== Data in this exercise ==

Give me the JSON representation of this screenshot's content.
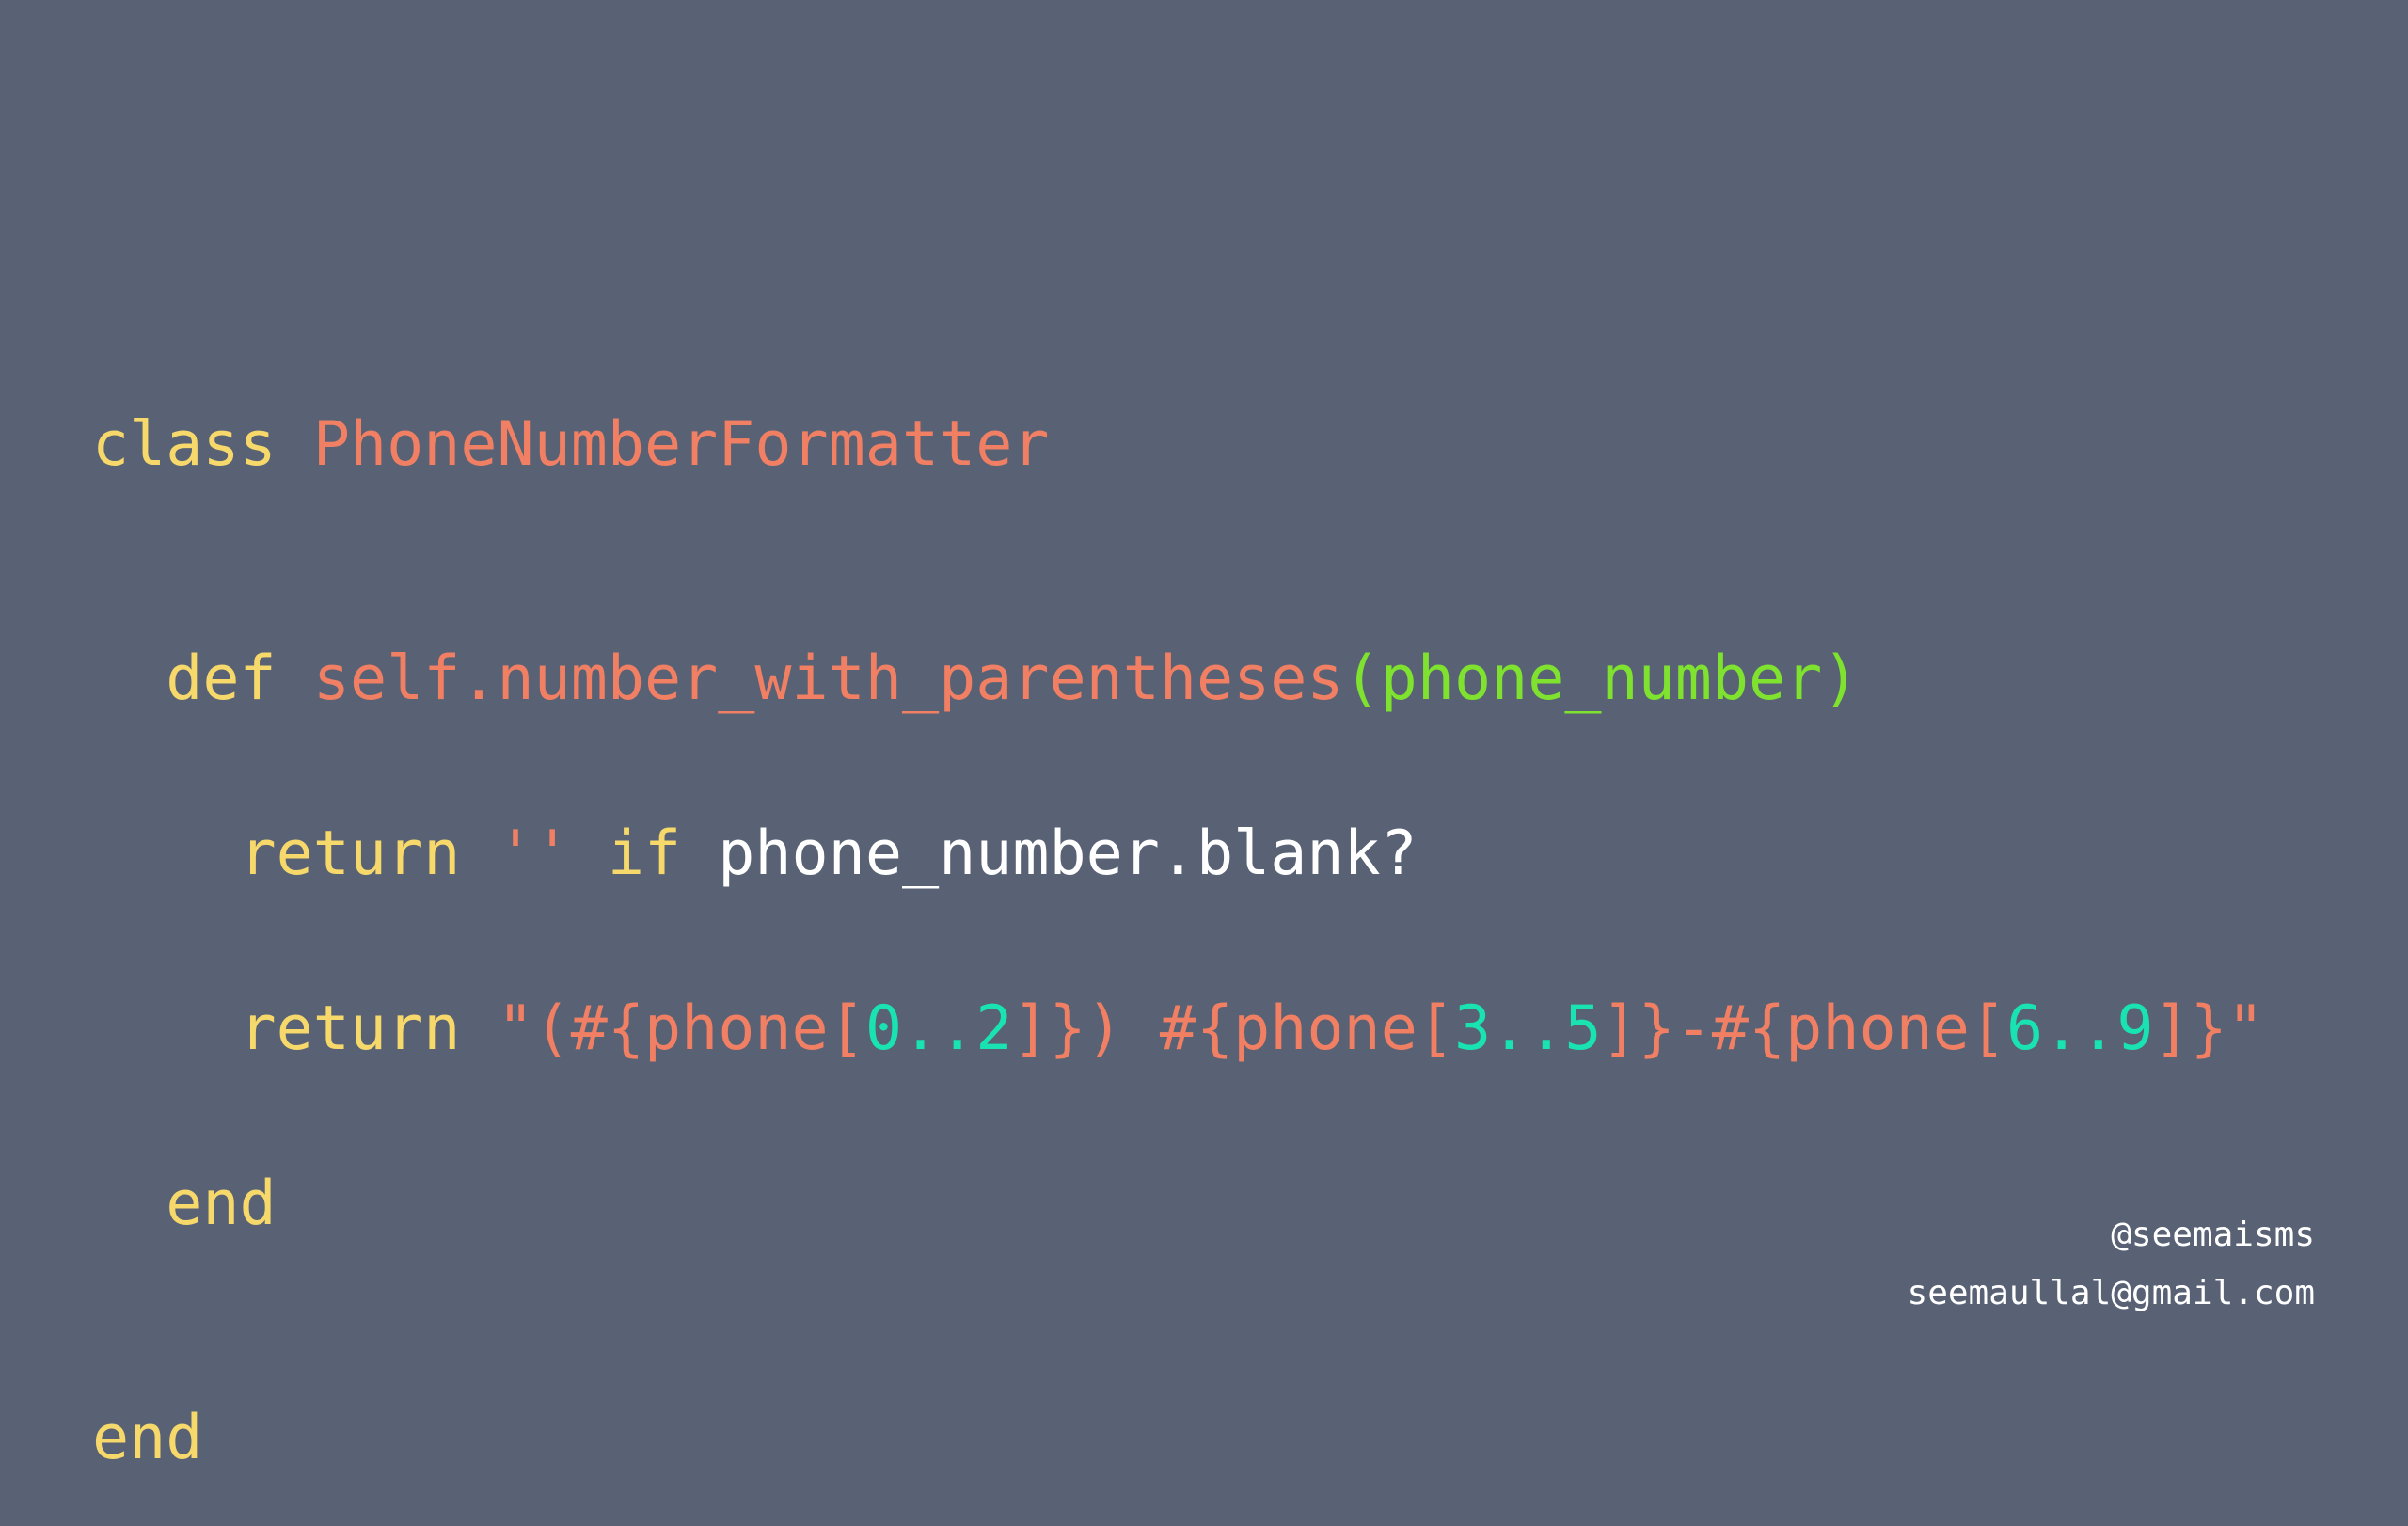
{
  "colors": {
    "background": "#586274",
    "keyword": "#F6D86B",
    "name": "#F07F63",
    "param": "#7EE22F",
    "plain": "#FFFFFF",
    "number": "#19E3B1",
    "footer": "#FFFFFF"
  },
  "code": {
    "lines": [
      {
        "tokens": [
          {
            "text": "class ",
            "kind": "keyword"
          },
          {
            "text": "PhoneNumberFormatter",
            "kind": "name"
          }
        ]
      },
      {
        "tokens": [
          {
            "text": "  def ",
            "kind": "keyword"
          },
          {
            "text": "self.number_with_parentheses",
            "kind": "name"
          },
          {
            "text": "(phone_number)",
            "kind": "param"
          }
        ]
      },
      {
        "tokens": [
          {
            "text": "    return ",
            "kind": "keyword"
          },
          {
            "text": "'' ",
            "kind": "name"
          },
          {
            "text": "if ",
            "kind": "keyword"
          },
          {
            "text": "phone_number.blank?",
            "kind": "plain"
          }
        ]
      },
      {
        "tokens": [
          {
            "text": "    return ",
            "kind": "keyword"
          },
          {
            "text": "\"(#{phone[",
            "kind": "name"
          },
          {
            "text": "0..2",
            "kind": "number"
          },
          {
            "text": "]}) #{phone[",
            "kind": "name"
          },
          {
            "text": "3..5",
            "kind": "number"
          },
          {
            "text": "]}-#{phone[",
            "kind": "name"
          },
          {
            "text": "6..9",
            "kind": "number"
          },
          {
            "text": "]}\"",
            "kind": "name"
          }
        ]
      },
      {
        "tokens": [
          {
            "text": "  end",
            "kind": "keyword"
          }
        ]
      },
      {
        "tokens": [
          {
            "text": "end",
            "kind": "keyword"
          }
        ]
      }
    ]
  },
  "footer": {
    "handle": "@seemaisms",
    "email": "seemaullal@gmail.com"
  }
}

== Aim of the exercise ==
Your copy of the data above should match it exactly, except that pictures are left out.

== Solution to the problem ==
Give me the JSON representation of this screenshot's content.
{
  "colors": {
    "background": "#586274",
    "keyword": "#F6D86B",
    "name": "#F07F63",
    "param": "#7EE22F",
    "plain": "#FFFFFF",
    "number": "#19E3B1",
    "footer": "#FFFFFF"
  },
  "code": {
    "lines": [
      {
        "tokens": [
          {
            "text": "class ",
            "kind": "keyword"
          },
          {
            "text": "PhoneNumberFormatter",
            "kind": "name"
          }
        ]
      },
      {
        "tokens": [
          {
            "text": "  def ",
            "kind": "keyword"
          },
          {
            "text": "self.number_with_parentheses",
            "kind": "name"
          },
          {
            "text": "(phone_number)",
            "kind": "param"
          }
        ]
      },
      {
        "tokens": [
          {
            "text": "    return ",
            "kind": "keyword"
          },
          {
            "text": "'' ",
            "kind": "name"
          },
          {
            "text": "if ",
            "kind": "keyword"
          },
          {
            "text": "phone_number.blank?",
            "kind": "plain"
          }
        ]
      },
      {
        "tokens": [
          {
            "text": "    return ",
            "kind": "keyword"
          },
          {
            "text": "\"(#{phone[",
            "kind": "name"
          },
          {
            "text": "0..2",
            "kind": "number"
          },
          {
            "text": "]}) #{phone[",
            "kind": "name"
          },
          {
            "text": "3..5",
            "kind": "number"
          },
          {
            "text": "]}-#{phone[",
            "kind": "name"
          },
          {
            "text": "6..9",
            "kind": "number"
          },
          {
            "text": "]}\"",
            "kind": "name"
          }
        ]
      },
      {
        "tokens": [
          {
            "text": "  end",
            "kind": "keyword"
          }
        ]
      },
      {
        "tokens": [
          {
            "text": "end",
            "kind": "keyword"
          }
        ]
      }
    ]
  },
  "footer": {
    "handle": "@seemaisms",
    "email": "seemaullal@gmail.com"
  }
}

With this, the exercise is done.